Retype the material below. Keep every word exactly as it is.

**Given entries**
▽

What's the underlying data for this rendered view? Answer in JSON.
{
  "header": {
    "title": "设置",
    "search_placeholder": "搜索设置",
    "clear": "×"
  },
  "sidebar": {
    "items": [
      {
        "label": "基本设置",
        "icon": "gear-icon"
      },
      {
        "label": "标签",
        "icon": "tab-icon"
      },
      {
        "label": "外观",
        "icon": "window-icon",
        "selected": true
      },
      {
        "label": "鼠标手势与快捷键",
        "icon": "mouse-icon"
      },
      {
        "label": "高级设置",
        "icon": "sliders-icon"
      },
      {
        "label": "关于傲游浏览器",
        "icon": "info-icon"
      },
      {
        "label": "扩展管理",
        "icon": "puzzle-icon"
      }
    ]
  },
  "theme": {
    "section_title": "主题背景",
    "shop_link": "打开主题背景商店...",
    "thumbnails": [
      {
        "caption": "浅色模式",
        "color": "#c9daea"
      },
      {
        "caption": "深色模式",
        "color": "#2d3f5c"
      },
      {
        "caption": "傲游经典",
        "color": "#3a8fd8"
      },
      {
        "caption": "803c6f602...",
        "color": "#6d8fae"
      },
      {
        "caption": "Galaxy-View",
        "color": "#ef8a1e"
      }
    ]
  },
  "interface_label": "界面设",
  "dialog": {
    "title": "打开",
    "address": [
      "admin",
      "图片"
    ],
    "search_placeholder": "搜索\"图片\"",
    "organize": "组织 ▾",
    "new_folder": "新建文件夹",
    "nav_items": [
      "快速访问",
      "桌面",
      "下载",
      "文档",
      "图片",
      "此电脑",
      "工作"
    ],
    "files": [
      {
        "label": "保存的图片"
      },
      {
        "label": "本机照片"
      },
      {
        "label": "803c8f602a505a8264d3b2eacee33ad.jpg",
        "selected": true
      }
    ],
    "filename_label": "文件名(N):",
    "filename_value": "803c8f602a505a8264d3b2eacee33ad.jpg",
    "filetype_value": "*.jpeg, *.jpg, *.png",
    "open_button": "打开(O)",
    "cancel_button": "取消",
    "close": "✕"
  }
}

△

**The completed task**
What's the underlying data for this rendered view? Answer in JSON.
{
  "header": {
    "title": "设置",
    "search_placeholder": "搜索设置",
    "clear": "×"
  },
  "sidebar": {
    "items": [
      {
        "label": "基本设置",
        "icon": "gear-icon"
      },
      {
        "label": "标签",
        "icon": "tab-icon"
      },
      {
        "label": "外观",
        "icon": "window-icon",
        "selected": true
      },
      {
        "label": "鼠标手势与快捷键",
        "icon": "mouse-icon"
      },
      {
        "label": "高级设置",
        "icon": "sliders-icon"
      },
      {
        "label": "关于傲游浏览器",
        "icon": "info-icon"
      },
      {
        "label": "扩展管理",
        "icon": "puzzle-icon"
      }
    ]
  },
  "theme": {
    "section_title": "主题背景",
    "shop_link": "打开主题背景商店...",
    "thumbnails": [
      {
        "caption": "浅色模式",
        "color": "#c9daea"
      },
      {
        "caption": "深色模式",
        "color": "#2d3f5c"
      },
      {
        "caption": "傲游经典",
        "color": "#3a8fd8"
      },
      {
        "caption": "803c6f602...",
        "color": "#6d8fae"
      },
      {
        "caption": "Galaxy-View",
        "color": "#ef8a1e"
      }
    ]
  },
  "interface_label": "界面设",
  "dialog": {
    "title": "打开",
    "address": [
      "admin",
      "图片"
    ],
    "search_placeholder": "搜索\"图片\"",
    "organize": "组织 ▾",
    "new_folder": "新建文件夹",
    "nav_items": [
      "快速访问",
      "桌面",
      "下载",
      "文档",
      "图片",
      "此电脑",
      "工作"
    ],
    "files": [
      {
        "label": "保存的图片"
      },
      {
        "label": "本机照片"
      },
      {
        "label": "803c8f602a505a8264d3b2eacee33ad.jpg",
        "selected": true
      }
    ],
    "filename_label": "文件名(N):",
    "filename_value": "803c8f602a505a8264d3b2eacee33ad.jpg",
    "filetype_value": "*.jpeg, *.jpg, *.png",
    "open_button": "打开(O)",
    "cancel_button": "取消",
    "close": "✕"
  }
}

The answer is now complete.